◆ Task details: Starting at the line that contains "What text is on this page?", copy each line through the end of the listing below. Include both ends and output nothing more.

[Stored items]
>> begin
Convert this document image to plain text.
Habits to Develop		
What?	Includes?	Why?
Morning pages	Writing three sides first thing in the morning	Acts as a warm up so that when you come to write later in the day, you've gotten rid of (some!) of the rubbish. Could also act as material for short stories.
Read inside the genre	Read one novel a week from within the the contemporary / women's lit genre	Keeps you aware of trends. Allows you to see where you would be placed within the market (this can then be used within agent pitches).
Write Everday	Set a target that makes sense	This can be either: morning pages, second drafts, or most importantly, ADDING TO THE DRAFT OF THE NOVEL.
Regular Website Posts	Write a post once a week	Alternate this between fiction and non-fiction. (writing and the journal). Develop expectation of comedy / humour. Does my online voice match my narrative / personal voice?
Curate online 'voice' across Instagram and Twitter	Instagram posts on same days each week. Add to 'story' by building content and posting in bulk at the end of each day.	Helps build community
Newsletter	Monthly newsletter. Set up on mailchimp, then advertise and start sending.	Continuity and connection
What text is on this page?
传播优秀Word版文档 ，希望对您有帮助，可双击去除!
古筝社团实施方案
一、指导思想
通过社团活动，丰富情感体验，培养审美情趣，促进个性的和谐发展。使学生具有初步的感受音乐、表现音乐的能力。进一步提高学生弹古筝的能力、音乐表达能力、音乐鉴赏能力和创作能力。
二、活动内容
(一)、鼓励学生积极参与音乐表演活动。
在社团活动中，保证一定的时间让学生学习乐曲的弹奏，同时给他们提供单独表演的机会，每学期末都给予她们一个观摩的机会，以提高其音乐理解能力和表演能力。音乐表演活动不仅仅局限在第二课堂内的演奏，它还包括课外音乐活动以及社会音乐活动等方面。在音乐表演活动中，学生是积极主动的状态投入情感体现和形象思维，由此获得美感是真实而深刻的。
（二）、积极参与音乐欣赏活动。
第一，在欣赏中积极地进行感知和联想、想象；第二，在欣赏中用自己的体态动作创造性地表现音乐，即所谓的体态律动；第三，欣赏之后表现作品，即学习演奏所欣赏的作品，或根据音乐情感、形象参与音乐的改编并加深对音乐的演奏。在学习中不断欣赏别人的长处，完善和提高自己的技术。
>> end
◆ Expected answer:
What text is on this page?
传播优秀Word版文档 ，希望对您有帮助，可双击去除!
古筝社团实施方案
一、指导思想
通过社团活动，丰富情感体验，培养审美情趣，促进个性的和谐发展。使学生具有初步的感受音乐、表现音乐的能力。进一步提高学生弹古筝的能力、音乐表达能力、音乐鉴赏能力和创作能力。
二、活动内容
(一)、鼓励学生积极参与音乐表演活动。
在社团活动中，保证一定的时间让学生学习乐曲的弹奏，同时给他们提供单独表演的机会，每学期末都给予她们一个观摩的机会，以提高其音乐理解能力和表演能力。音乐表演活动不仅仅局限在第二课堂内的演奏，它还包括课外音乐活动以及社会音乐活动等方面。在音乐表演活动中，学生是积极主动的状态投入情感体现和形象思维，由此获得美感是真实而深刻的。
（二）、积极参与音乐欣赏活动。
第一，在欣赏中积极地进行感知和联想、想象；第二，在欣赏中用自己的体态动作创造性地表现音乐，即所谓的体态律动；第三，欣赏之后表现作品，即学习演奏所欣赏的作品，或根据音乐情感、形象参与音乐的改编并加深对音乐的演奏。在学习中不断欣赏别人的长处，完善和提高自己的技术。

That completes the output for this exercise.